◆ **Short problem**:
Below are the records. Gather each line that holds "argent".

[Saved entries]
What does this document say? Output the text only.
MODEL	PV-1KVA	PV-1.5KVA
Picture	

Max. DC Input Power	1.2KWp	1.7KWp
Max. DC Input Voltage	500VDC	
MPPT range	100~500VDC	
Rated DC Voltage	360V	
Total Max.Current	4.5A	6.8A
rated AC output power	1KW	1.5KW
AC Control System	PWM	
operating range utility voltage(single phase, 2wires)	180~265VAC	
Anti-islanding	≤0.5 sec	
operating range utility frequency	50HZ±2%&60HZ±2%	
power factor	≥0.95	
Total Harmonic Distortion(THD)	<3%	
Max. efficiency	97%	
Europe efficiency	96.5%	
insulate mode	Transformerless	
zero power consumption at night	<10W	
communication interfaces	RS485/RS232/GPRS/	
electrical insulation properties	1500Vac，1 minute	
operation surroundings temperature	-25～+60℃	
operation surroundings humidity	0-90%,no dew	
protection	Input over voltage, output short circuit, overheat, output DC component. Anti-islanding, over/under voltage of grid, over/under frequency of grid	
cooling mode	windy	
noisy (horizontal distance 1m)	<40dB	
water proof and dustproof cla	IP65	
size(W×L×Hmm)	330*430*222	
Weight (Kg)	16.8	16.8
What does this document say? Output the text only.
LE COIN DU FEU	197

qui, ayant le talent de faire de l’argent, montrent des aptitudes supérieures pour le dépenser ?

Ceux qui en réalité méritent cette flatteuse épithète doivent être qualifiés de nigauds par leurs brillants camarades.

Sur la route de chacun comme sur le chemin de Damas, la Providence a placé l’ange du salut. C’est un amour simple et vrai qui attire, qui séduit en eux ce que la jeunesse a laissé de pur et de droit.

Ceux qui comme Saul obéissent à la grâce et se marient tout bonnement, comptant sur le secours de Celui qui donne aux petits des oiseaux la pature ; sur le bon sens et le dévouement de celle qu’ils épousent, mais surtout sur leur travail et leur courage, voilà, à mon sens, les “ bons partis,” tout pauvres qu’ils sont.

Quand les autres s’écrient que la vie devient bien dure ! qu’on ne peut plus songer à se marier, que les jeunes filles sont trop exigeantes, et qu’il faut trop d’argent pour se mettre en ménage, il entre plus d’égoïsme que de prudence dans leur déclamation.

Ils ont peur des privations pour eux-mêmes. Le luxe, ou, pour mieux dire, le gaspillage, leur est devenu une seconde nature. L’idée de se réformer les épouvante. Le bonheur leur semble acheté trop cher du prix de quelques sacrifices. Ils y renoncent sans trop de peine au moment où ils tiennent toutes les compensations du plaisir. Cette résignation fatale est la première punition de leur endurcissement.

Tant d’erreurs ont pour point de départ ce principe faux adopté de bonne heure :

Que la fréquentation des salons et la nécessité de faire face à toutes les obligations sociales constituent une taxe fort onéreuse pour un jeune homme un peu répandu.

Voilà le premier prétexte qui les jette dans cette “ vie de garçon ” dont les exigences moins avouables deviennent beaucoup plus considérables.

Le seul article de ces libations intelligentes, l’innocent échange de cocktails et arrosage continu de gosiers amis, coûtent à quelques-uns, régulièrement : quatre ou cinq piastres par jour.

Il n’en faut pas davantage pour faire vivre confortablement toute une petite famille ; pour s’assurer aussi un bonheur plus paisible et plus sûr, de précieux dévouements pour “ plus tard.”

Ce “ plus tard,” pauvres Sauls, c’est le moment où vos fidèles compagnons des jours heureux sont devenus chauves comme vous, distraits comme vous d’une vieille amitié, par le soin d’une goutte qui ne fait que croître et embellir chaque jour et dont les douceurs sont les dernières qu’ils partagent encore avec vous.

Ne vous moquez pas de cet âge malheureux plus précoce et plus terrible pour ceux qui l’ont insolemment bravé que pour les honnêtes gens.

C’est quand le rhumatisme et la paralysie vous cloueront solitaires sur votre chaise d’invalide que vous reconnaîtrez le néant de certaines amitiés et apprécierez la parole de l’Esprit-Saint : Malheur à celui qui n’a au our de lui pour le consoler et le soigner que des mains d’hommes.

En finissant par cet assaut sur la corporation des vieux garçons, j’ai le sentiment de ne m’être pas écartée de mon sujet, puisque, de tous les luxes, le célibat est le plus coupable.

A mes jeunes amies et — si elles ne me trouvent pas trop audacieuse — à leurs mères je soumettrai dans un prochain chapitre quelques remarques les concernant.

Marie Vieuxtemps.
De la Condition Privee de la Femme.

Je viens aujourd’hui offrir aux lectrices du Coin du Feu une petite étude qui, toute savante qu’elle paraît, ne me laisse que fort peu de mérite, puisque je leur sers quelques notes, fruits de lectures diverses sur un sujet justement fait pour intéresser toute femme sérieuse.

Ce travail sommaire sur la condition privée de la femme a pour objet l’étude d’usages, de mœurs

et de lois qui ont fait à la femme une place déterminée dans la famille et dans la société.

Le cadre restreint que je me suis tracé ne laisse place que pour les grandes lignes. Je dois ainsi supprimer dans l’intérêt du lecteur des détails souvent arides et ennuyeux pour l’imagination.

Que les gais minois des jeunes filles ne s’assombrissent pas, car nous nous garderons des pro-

◆ **Exercise answer**:
qui, ayant le talent de faire de l’argent, montrent des aptitudes supérieures pour le dépenser ?
Quand les autres s’écrient que la vie devient bien dure ! qu’on ne peut plus songer à se marier, que les jeunes filles sont trop exigeantes, et qu’il faut trop d’argent pour se mettre en ménage, il entre plus d’égoïsme que de prudence dans leur déclamation.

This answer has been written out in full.